** Start **

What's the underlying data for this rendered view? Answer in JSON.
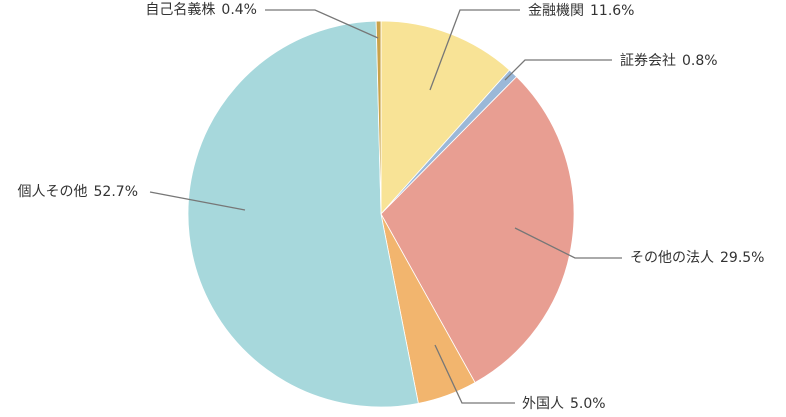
{
  "chart_data": {
    "type": "pie",
    "categories": [
      "金融機関",
      "証券会社",
      "その他の法人",
      "外国人",
      "個人その他",
      "自己名義株"
    ],
    "values": [
      11.6,
      0.8,
      29.5,
      5.0,
      52.7,
      0.4
    ],
    "value_labels": [
      "11.6%",
      "0.8%",
      "29.5%",
      "5.0%",
      "52.7%",
      "0.4%"
    ],
    "colors": [
      "#f8e396",
      "#9bb8d8",
      "#e89e92",
      "#f2b56e",
      "#a7d8dc",
      "#c9a24a"
    ]
  }
}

** End **

[Problem details] Keep the pictures out and write out the records exactly.

[Result below]
What's the underlying data for this rendered view? Answer in JSON.
{
  "chart_data": {
    "type": "pie",
    "categories": [
      "金融機関",
      "証券会社",
      "その他の法人",
      "外国人",
      "個人その他",
      "自己名義株"
    ],
    "values": [
      11.6,
      0.8,
      29.5,
      5.0,
      52.7,
      0.4
    ],
    "value_labels": [
      "11.6%",
      "0.8%",
      "29.5%",
      "5.0%",
      "52.7%",
      "0.4%"
    ],
    "colors": [
      "#f8e396",
      "#9bb8d8",
      "#e89e92",
      "#f2b56e",
      "#a7d8dc",
      "#c9a24a"
    ]
  }
}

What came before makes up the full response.